* [Texto para leer]:
----
El de ayer fue un día muy agradable,
en el que destacó con fuerza propia la música que escuché con un
placer intenso y poco habitual. A pesar de que buena parte del centro
de Madrid estaba cortado por una fiesta de la bicicleta, que
desconocíamos que se celebrara en ese momento, pudimos llegar a la
Fundación Juan March a tiempo de encontrar sitio en su Salón de
Actos. Tenía lugar allí un recital de violín y piano a cargo,
respectivamente, de Ana María Valderrama y de Luis del
Valle. En el programa, obras de Debussy, Sarasate, Grieg y
Saint-Saëns.
----
* [Líneas de datos]:
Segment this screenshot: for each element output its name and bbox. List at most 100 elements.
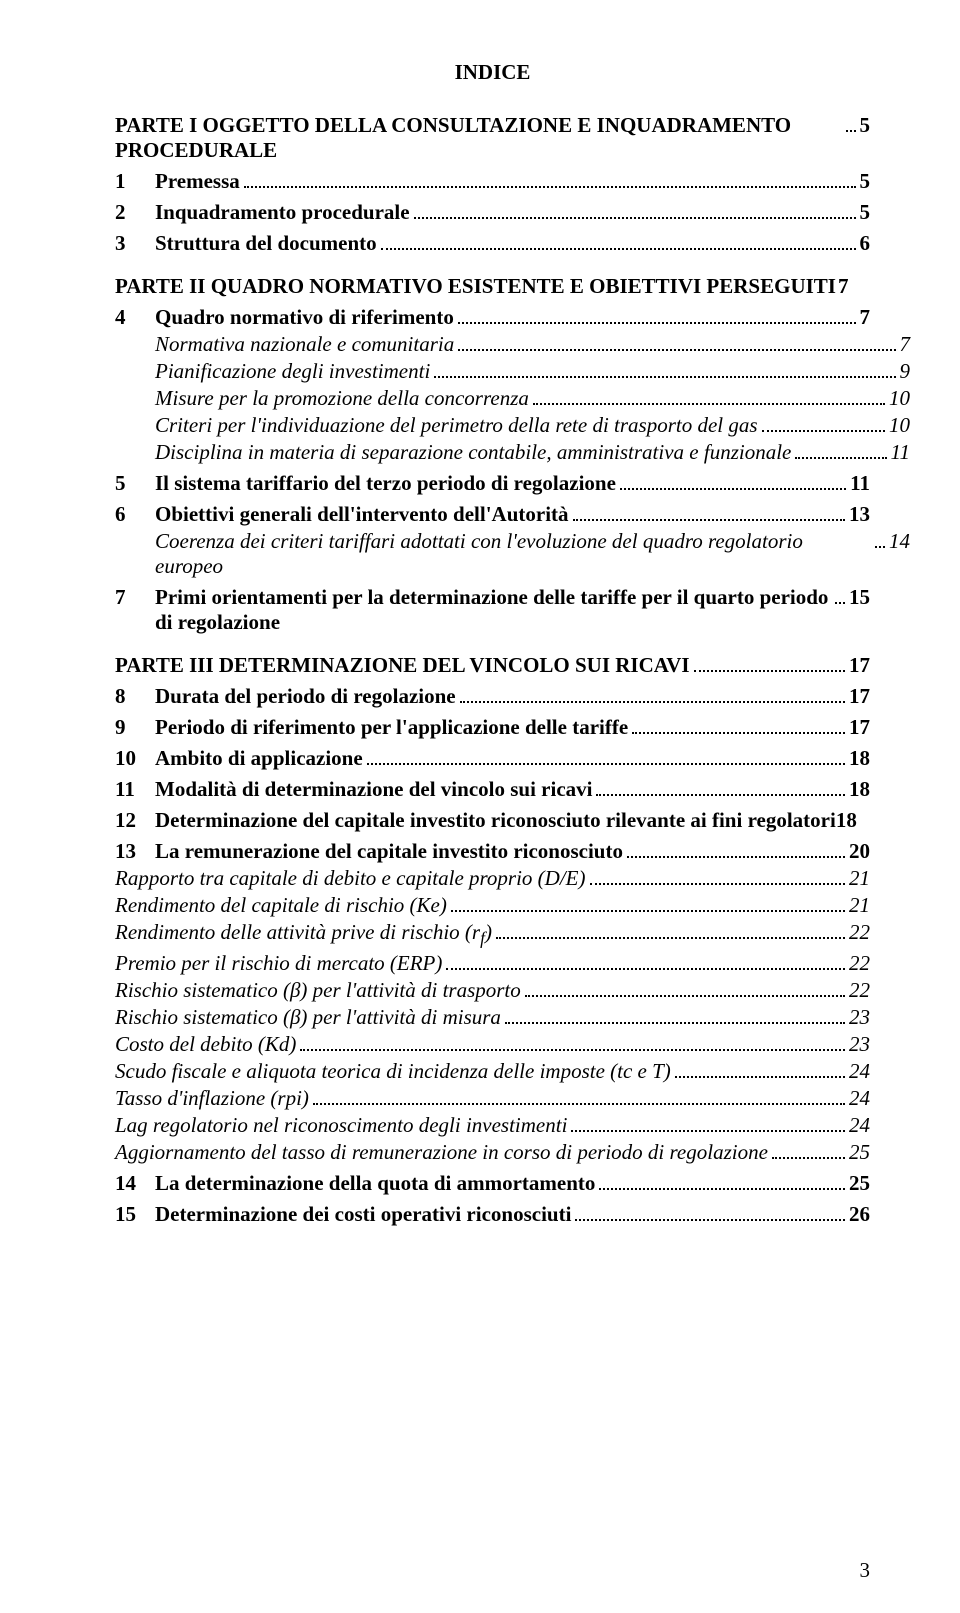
----
* [Objetivo]: ¿Podrías continuar el relato del recital de violín y piano en la Fundación Juan March a partir de la frase que enumera los compositores del programa?

* [Problema resuelto]:
Ana María Valderrama ha ganado no hace
mucho el Primer Premio y el Premio Especial del Público en el XI
Concurso Internacional de Violín Pablo Sarasate y su programa de
conciertos incluye Inglaterra, Alemania, Francia, Portugal, Rusia,
Mexico y Colombia. Luis del Valle, por su parte, junto con su hermano
Víctor, ganó el prestigioso ARD International Music Competition de
Munich, en 2005, y tiene igualmente previstos conciertos en varias
ciudades españolas y europeas.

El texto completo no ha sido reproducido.